*Task to complete*
List all the lines in these records that hold "Natteophold".

*Records for the exercise*
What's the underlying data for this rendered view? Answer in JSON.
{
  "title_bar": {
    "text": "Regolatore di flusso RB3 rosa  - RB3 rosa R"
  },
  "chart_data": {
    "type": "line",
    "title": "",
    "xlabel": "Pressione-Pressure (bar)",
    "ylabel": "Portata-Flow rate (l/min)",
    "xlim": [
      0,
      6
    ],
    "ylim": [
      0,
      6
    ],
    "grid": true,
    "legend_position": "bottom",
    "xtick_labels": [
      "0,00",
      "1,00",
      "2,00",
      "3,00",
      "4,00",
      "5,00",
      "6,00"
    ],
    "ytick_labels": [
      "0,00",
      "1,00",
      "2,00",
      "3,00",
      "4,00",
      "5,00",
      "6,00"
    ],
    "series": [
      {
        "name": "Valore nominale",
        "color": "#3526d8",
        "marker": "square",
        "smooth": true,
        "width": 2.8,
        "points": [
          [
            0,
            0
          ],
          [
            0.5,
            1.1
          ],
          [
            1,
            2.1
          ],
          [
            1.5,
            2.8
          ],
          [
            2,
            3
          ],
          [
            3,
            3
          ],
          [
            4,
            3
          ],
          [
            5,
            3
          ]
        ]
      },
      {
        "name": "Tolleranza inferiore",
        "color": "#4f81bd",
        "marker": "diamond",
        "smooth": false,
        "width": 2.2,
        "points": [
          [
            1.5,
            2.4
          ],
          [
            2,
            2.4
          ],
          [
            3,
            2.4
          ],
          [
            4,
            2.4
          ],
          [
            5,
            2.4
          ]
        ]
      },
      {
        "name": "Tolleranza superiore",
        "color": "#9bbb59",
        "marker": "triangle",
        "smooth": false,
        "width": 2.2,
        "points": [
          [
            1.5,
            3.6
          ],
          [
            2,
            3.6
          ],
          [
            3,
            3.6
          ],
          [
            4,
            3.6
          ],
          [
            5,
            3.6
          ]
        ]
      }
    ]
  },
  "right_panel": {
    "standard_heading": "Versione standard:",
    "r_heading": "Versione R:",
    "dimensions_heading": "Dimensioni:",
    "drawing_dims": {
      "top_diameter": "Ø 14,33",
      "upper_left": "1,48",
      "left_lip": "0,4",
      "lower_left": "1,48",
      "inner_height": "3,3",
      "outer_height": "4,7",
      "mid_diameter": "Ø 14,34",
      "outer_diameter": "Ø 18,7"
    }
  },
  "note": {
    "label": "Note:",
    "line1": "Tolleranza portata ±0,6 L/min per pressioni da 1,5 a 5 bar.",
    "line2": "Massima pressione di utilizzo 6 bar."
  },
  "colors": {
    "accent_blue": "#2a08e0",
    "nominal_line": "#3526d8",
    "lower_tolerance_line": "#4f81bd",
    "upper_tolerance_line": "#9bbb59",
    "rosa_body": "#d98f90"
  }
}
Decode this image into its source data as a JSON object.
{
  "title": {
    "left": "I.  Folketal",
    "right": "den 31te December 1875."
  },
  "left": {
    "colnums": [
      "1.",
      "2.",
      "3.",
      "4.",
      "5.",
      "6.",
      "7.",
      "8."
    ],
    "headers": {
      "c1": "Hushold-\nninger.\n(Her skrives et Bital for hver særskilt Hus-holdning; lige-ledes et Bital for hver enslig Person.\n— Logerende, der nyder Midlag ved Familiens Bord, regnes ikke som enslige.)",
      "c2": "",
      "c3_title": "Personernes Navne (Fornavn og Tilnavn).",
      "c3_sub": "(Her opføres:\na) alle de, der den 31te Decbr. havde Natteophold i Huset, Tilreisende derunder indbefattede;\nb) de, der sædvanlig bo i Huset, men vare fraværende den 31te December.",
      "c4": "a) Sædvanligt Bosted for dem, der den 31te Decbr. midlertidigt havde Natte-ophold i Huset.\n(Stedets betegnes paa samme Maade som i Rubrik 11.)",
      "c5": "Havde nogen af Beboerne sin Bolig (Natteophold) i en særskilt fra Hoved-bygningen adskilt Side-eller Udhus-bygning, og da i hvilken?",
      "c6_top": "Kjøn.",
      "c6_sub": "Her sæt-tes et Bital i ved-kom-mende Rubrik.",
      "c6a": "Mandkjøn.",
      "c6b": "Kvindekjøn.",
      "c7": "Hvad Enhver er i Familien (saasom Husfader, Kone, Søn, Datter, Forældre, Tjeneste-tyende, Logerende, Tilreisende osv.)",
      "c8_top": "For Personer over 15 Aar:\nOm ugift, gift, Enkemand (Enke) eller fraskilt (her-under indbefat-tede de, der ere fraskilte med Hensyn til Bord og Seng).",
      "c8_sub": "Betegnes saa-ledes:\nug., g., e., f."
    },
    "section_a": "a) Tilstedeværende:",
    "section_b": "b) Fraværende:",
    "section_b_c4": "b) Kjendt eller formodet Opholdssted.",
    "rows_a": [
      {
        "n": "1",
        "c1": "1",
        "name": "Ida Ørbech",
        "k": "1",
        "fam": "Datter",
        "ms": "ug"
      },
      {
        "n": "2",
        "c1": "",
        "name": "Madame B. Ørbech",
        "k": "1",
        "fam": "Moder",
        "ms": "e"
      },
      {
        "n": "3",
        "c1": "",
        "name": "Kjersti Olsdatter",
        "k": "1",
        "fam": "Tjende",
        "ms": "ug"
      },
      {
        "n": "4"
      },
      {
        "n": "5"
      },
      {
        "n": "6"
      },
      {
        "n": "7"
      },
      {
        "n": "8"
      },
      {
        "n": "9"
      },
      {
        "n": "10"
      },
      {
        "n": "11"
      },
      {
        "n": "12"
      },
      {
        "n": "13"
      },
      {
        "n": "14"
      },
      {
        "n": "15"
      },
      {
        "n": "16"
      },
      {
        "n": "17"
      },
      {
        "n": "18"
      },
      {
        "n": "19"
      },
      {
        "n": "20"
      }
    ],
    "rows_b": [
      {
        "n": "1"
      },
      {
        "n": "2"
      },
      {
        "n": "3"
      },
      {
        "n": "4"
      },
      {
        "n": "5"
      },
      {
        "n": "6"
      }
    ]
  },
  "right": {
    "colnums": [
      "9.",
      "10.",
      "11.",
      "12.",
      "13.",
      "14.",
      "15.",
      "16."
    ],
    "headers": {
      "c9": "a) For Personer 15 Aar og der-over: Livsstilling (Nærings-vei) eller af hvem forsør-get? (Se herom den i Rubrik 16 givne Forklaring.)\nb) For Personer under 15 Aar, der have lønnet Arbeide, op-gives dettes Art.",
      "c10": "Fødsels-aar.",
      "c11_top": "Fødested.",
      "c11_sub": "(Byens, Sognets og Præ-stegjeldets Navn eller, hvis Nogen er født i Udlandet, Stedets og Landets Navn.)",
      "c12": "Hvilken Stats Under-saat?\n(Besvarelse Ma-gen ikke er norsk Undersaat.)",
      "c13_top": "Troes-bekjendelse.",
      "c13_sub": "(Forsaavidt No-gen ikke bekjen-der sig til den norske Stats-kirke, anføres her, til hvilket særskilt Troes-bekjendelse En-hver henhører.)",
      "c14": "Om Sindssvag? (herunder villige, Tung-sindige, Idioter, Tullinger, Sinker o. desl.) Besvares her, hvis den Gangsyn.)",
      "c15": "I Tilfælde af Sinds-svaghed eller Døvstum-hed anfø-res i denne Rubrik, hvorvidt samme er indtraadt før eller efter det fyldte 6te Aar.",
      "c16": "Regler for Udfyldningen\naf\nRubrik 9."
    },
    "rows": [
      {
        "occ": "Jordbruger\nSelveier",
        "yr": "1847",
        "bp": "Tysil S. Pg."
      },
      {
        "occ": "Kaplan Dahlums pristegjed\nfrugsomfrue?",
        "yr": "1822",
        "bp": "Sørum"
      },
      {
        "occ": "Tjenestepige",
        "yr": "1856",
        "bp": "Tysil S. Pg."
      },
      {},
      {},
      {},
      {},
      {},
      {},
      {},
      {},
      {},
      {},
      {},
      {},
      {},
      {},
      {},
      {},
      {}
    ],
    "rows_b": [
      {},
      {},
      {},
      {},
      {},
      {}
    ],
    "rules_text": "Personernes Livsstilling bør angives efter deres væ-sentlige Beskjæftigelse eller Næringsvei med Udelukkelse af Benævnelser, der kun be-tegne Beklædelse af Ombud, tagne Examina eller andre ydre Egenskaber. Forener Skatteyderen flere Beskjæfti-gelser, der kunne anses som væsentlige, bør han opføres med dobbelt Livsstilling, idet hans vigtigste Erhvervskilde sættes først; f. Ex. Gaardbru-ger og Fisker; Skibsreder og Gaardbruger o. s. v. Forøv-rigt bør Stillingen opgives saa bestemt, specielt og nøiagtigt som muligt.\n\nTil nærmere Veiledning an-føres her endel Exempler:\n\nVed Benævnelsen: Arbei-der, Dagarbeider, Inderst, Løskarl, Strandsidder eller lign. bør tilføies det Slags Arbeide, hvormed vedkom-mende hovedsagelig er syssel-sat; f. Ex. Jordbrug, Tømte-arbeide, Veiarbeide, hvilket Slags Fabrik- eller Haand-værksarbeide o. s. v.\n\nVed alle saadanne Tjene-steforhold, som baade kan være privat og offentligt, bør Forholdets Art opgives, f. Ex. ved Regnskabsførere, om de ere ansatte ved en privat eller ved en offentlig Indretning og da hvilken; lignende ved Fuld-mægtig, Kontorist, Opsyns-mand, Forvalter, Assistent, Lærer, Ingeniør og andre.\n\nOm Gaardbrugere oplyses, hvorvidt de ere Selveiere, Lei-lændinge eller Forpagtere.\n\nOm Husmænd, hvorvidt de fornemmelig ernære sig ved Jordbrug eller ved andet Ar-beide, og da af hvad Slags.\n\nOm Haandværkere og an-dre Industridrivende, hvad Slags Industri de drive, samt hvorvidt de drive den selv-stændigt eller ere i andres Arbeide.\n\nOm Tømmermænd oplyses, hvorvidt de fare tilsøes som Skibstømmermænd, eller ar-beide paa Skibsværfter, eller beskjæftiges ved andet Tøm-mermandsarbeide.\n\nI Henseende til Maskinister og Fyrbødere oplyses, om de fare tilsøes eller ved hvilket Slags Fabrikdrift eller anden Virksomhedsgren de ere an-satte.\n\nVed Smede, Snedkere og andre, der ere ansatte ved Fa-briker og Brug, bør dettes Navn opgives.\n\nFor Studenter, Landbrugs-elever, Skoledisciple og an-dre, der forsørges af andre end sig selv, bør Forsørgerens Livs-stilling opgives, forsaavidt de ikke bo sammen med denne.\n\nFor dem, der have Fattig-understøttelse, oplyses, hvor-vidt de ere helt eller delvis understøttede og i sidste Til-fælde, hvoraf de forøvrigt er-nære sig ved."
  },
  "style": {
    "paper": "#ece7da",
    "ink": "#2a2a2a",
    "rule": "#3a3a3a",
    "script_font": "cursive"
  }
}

*Result*
      "c3_sub": "(Her opføres:\na) alle de, der den 31te Decbr. havde Natteophold i Huset, Tilreisende derunder indbefattede;\nb) de, der sædvanlig bo i Huset, men vare fraværende den 31te December.",
      "c5": "Havde nogen af Beboerne sin Bolig (Natteophold) i en særskilt fra Hoved-bygningen adskilt Side-eller Udhus-bygning, og da i hvilken?",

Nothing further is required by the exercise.